_EXERCISE BRIEF_
State how many lines hold the word "What", with no other words.

_MATERIAL SUPPLIED_
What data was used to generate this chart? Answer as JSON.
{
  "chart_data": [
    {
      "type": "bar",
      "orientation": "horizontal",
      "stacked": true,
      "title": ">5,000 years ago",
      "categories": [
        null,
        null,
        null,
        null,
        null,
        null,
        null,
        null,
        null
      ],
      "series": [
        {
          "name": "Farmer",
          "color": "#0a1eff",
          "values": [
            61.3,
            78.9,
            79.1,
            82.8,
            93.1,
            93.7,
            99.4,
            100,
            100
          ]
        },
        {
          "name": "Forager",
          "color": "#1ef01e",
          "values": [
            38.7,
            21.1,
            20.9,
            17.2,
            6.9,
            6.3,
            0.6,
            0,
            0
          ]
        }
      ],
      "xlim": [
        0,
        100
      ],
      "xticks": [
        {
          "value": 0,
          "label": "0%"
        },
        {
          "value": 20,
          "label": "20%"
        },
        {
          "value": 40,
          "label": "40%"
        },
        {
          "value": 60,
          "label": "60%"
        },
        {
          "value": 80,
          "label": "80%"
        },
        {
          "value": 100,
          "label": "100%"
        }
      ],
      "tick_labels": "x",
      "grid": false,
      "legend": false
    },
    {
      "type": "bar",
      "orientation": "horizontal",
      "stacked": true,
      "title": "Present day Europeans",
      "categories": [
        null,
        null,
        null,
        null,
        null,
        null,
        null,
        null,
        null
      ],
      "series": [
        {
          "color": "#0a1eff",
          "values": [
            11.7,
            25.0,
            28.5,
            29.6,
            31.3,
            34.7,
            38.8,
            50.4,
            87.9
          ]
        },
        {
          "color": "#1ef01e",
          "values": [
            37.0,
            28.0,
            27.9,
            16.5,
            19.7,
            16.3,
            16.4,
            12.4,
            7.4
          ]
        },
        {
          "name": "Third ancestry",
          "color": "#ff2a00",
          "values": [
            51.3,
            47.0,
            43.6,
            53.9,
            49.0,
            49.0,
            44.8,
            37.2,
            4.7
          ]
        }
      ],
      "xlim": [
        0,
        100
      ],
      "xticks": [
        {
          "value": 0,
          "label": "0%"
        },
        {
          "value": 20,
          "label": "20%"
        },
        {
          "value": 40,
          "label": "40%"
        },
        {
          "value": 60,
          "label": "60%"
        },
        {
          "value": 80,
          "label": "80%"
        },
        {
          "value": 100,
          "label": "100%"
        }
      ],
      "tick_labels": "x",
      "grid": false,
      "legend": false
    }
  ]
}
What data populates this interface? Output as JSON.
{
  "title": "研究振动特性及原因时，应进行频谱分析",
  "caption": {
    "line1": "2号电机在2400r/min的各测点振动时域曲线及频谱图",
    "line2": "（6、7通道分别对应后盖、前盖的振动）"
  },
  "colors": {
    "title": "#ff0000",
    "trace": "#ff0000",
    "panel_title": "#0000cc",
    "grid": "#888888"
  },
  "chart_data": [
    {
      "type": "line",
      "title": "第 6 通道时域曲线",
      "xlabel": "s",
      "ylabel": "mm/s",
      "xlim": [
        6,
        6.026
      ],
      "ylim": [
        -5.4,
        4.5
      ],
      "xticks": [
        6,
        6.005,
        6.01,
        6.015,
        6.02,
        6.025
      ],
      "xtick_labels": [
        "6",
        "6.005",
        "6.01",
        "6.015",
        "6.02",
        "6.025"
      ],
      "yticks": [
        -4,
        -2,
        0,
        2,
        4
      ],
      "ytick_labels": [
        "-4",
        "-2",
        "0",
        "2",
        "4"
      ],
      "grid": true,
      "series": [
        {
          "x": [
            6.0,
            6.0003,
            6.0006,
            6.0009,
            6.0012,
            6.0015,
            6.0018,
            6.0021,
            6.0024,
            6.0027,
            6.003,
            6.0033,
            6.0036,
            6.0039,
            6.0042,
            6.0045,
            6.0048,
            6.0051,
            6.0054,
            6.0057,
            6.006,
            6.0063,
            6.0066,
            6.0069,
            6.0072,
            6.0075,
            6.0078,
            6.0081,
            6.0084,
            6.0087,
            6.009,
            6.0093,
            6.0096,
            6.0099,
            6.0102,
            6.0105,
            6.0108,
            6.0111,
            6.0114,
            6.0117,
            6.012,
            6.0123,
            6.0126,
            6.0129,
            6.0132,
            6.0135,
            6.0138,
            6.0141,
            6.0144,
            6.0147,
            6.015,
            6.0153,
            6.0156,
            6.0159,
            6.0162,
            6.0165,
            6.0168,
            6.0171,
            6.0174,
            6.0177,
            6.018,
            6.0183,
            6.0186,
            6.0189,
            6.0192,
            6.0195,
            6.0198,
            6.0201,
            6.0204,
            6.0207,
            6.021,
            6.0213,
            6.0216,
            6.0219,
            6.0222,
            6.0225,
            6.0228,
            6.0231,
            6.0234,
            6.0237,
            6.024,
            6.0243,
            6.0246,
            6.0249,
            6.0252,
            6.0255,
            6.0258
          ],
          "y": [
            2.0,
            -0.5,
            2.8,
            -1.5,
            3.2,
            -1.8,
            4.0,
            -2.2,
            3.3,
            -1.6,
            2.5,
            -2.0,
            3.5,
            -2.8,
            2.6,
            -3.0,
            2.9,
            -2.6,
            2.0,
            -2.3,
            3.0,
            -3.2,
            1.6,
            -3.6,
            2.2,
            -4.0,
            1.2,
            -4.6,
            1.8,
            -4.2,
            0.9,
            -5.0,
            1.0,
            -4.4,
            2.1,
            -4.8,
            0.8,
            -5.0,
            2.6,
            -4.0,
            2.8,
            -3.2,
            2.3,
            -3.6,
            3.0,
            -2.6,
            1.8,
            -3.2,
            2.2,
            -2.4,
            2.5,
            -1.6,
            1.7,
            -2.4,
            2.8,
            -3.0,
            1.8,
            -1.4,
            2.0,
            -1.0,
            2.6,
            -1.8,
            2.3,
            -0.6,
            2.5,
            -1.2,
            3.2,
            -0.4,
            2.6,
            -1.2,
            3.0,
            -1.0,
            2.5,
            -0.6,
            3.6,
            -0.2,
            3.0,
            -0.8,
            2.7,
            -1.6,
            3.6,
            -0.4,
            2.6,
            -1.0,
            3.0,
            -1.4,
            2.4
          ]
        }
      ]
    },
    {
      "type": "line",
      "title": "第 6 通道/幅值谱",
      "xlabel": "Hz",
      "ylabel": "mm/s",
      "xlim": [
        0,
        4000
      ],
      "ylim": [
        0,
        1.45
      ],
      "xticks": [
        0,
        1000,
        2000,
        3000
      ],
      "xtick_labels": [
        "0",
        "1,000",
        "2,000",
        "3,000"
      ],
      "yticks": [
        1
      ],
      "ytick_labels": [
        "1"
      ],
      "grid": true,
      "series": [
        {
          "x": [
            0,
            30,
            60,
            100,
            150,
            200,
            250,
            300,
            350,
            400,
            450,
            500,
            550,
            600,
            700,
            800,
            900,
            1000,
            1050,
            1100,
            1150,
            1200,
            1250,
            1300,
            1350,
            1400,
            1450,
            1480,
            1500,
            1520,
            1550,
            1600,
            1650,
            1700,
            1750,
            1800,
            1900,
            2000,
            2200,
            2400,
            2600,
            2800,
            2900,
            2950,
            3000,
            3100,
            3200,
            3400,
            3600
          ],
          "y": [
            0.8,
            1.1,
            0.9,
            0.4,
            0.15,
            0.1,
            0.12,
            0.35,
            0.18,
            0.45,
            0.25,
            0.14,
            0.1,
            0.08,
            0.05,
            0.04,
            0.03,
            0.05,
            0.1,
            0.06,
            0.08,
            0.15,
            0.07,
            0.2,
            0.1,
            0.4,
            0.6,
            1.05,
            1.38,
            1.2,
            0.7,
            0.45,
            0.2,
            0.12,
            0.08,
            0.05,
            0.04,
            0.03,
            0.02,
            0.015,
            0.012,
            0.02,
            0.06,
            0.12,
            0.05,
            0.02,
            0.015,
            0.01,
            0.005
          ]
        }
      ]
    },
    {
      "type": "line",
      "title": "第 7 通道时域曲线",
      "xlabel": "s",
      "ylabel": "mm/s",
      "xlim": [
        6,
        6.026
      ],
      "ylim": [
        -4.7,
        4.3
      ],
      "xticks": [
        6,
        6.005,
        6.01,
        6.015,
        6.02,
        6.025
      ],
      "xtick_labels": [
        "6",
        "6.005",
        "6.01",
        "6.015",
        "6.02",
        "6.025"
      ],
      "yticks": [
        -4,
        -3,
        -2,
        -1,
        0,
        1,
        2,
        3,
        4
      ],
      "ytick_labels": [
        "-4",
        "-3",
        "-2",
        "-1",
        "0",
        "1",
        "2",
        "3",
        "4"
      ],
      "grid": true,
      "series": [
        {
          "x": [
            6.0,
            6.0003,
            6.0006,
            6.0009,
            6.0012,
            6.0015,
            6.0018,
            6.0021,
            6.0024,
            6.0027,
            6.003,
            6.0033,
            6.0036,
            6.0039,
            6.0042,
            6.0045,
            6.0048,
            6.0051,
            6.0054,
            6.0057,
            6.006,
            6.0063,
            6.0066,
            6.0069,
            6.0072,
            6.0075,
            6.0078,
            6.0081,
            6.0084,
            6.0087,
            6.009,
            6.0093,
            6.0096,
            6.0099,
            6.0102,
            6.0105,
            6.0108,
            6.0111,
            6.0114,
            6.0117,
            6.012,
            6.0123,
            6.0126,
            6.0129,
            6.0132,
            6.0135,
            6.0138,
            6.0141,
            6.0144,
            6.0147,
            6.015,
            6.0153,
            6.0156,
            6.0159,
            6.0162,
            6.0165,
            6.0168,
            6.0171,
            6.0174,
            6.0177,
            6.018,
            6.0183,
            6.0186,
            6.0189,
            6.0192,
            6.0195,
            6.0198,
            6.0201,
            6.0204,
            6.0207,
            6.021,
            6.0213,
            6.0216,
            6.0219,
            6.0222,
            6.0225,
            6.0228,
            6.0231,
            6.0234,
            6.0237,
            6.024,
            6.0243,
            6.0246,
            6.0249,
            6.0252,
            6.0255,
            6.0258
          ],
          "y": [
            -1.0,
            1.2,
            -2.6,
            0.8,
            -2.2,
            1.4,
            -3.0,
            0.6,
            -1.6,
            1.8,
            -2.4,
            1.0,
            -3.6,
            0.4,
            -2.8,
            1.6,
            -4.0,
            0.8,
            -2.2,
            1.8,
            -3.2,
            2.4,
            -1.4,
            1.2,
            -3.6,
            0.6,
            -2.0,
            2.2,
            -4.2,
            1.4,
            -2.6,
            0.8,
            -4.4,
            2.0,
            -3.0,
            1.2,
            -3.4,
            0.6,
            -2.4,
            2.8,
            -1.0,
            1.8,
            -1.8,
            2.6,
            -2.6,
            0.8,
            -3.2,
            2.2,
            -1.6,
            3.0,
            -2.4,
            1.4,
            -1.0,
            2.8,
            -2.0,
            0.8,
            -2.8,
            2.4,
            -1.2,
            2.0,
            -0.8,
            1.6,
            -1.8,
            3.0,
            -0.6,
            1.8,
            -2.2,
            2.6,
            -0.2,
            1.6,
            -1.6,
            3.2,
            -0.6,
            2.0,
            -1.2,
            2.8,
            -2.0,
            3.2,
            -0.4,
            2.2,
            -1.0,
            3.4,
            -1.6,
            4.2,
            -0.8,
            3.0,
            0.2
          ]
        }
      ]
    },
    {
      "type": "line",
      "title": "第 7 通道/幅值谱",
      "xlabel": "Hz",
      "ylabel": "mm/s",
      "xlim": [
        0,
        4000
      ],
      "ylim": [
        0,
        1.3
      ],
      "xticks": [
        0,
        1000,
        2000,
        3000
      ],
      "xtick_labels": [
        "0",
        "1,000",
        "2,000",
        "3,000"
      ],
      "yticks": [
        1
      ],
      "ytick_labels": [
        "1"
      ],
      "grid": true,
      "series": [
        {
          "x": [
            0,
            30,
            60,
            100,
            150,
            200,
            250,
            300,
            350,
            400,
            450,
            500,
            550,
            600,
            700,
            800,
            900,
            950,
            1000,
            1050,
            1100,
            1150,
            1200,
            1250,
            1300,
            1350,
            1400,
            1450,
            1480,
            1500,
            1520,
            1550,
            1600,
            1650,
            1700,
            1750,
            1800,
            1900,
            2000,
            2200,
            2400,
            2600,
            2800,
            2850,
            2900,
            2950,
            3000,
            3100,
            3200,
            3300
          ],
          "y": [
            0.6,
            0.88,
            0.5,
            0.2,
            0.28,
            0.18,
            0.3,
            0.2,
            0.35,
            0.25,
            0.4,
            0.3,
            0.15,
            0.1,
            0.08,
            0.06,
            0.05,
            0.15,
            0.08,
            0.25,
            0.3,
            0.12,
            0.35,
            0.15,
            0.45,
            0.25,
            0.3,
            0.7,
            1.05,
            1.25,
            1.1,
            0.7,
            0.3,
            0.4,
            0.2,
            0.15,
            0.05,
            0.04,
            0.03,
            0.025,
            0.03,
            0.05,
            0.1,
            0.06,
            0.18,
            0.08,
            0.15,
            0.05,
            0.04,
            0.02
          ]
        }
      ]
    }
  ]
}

_COMPLETED TASK_
2